<<<<
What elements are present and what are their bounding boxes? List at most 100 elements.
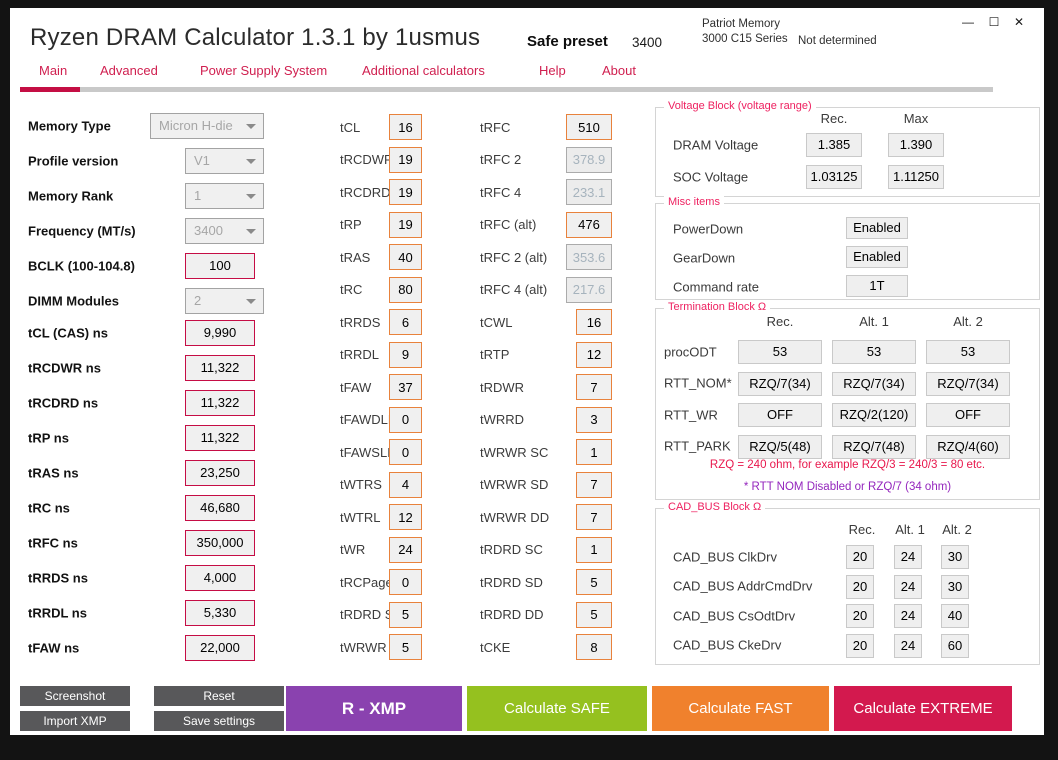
timing-input[interactable]	[576, 634, 612, 661]
value-box[interactable]: OFF	[926, 403, 1010, 427]
ns-input[interactable]	[185, 599, 255, 626]
r-xmp-button[interactable]: R - XMP	[286, 686, 462, 731]
nav-tab[interactable]: Advanced	[100, 63, 158, 78]
timing-input[interactable]	[389, 569, 422, 596]
timing-input[interactable]	[576, 309, 612, 336]
timing-input[interactable]	[566, 146, 612, 173]
timing-input[interactable]	[576, 601, 612, 628]
value-box[interactable]: RZQ/4(60)	[926, 434, 1010, 459]
calculate-extreme-button[interactable]: Calculate EXTREME	[834, 686, 1012, 731]
timing-input[interactable]	[576, 439, 612, 466]
value-box[interactable]: 20	[846, 604, 874, 628]
nav-tab[interactable]: Additional calculators	[362, 63, 485, 78]
value-box[interactable]: 1.390	[888, 133, 944, 157]
reset-button[interactable]: Reset	[154, 686, 284, 706]
value-box[interactable]: 24	[894, 545, 922, 569]
nav-tab[interactable]: About	[602, 63, 636, 78]
value-box[interactable]: RZQ/7(34)	[832, 371, 916, 396]
ns-input[interactable]	[185, 424, 255, 451]
timing-input[interactable]	[389, 504, 422, 531]
value-box[interactable]: RZQ/7(34)	[926, 371, 1010, 396]
timing-input[interactable]	[389, 601, 422, 628]
value-box[interactable]: 53	[832, 340, 916, 364]
timing-input[interactable]	[576, 341, 612, 368]
ns-input[interactable]	[185, 459, 255, 486]
ns-input[interactable]	[185, 494, 255, 521]
minimize-icon[interactable]: —	[962, 15, 974, 29]
timing-input[interactable]	[389, 536, 422, 563]
timing-input[interactable]	[576, 536, 612, 563]
value-box[interactable]: 30	[941, 574, 969, 599]
timing-input[interactable]	[389, 471, 422, 498]
timing-input[interactable]	[389, 179, 422, 206]
value-box[interactable]: Enabled	[846, 217, 908, 239]
timing-input[interactable]	[566, 244, 612, 271]
maximize-icon[interactable]: ☐	[988, 15, 1000, 29]
timing-input[interactable]	[566, 276, 612, 303]
value-box[interactable]: RZQ/2(120)	[832, 403, 916, 427]
timing-input[interactable]	[576, 471, 612, 498]
timing-input[interactable]	[389, 406, 422, 433]
timing-input[interactable]	[389, 634, 422, 661]
value-box[interactable]: OFF	[738, 403, 822, 427]
timing-row: tRFC 2 (alt)	[480, 241, 612, 274]
value-box[interactable]: 1.03125	[806, 165, 862, 189]
value-box[interactable]: 1.385	[806, 133, 862, 157]
import-xmp-button[interactable]: Import XMP	[20, 711, 130, 731]
nav-tab[interactable]: Main	[39, 63, 68, 78]
timing-input[interactable]	[389, 374, 422, 401]
value-box[interactable]: 20	[846, 574, 874, 599]
value-box[interactable]: RZQ/5(48)	[738, 434, 822, 459]
calculate-safe-button[interactable]: Calculate SAFE	[467, 686, 647, 731]
timing-input[interactable]	[389, 211, 422, 238]
ns-input[interactable]	[185, 389, 255, 416]
timing-input[interactable]	[576, 374, 612, 401]
value-box[interactable]: 53	[926, 340, 1010, 364]
field-select[interactable]: 3400	[185, 217, 264, 244]
value-box[interactable]: 20	[846, 545, 874, 569]
timing-input[interactable]	[566, 211, 612, 238]
termination-row: RTT_WR OFF RZQ/2(120) OFF	[656, 399, 1039, 431]
field-select[interactable]: 1	[185, 182, 264, 209]
close-icon[interactable]: ✕	[1013, 15, 1025, 29]
timing-input[interactable]	[576, 569, 612, 596]
value-box[interactable]: Enabled	[846, 246, 908, 268]
screenshot-button[interactable]: Screenshot	[20, 686, 130, 706]
ns-input[interactable]	[185, 354, 255, 381]
value-box[interactable]: 40	[941, 604, 969, 628]
timing-input[interactable]	[389, 244, 422, 271]
ns-input[interactable]	[185, 319, 255, 346]
field-select[interactable]: Micron H-die	[150, 112, 264, 139]
timing-input[interactable]	[576, 504, 612, 531]
ns-input[interactable]	[185, 529, 255, 556]
value-box[interactable]: 1T	[846, 275, 908, 297]
value-box[interactable]: RZQ/7(34)	[738, 371, 822, 396]
value-box[interactable]: 24	[894, 574, 922, 599]
timing-input[interactable]	[389, 309, 422, 336]
timing-input[interactable]	[389, 146, 422, 173]
ns-input[interactable]	[185, 634, 255, 661]
timing-input[interactable]	[576, 406, 612, 433]
save-settings-button[interactable]: Save settings	[154, 711, 284, 731]
value-box[interactable]: 60	[941, 633, 969, 658]
value-box[interactable]: 1.11250	[888, 165, 944, 189]
dimm-select[interactable]: 2	[185, 287, 264, 314]
calculate-fast-button[interactable]: Calculate FAST	[652, 686, 829, 731]
ns-input[interactable]	[185, 564, 255, 591]
timing-input[interactable]	[566, 114, 612, 141]
value-box[interactable]: 30	[941, 545, 969, 569]
nav-tab[interactable]: Power Supply System	[200, 63, 328, 78]
timing-input[interactable]	[566, 179, 612, 206]
timing-input[interactable]	[389, 439, 422, 466]
value-box[interactable]: 20	[846, 633, 874, 658]
value-box[interactable]: 24	[894, 633, 922, 658]
value-box[interactable]: 24	[894, 604, 922, 628]
value-box[interactable]: 53	[738, 340, 822, 364]
nav-tab[interactable]: Help	[539, 63, 566, 78]
timing-input[interactable]	[389, 341, 422, 368]
timing-input[interactable]	[389, 114, 422, 141]
timing-input[interactable]	[389, 276, 422, 303]
field-select[interactable]: V1	[185, 147, 264, 174]
value-box[interactable]: RZQ/7(48)	[832, 434, 916, 459]
bclk-input[interactable]	[185, 252, 255, 279]
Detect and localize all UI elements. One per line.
>>>>
### Work to be completed
Recast the items between the line holding "634, 612, 661]" and the line holding "63, 485, 78]", inclusive, as a Markdown table with columns Row and Line, numbering each row and leaving out blank lines.

### Written answer
| Row | Line |
|---|---|
| 1 | timing-input[interactable]	[576, 634, 612, 661] |
| 2 | value-box[interactable]: OFF	[926, 403, 1010, 427] |
| 3 | ns-input[interactable]	[185, 599, 255, 626] |
| 4 | r-xmp-button[interactable]: R - XMP	[286, 686, 462, 731] |
| 5 | nav-tab[interactable]: Advanced	[100, 63, 158, 78] |
| 6 | timing-input[interactable]	[389, 569, 422, 596] |
| 7 | timing-input[interactable]	[576, 309, 612, 336] |
| 8 | timing-input[interactable]	[566, 146, 612, 173] |
| 9 | timing-input[interactable]	[576, 601, 612, 628] |
| 10 | value-box[interactable]: RZQ/4(60)	[926, 434, 1010, 459] |
| 11 | calculate-extreme-button[interactable]: Calculate EXTREME	[834, 686, 1012, 731] |
| 12 | timing-input[interactable]	[576, 439, 612, 466] |
| 13 | value-box[interactable]: 20	[846, 604, 874, 628] |
| 14 | nav-tab[interactable]: Additional calculators	[362, 63, 485, 78] |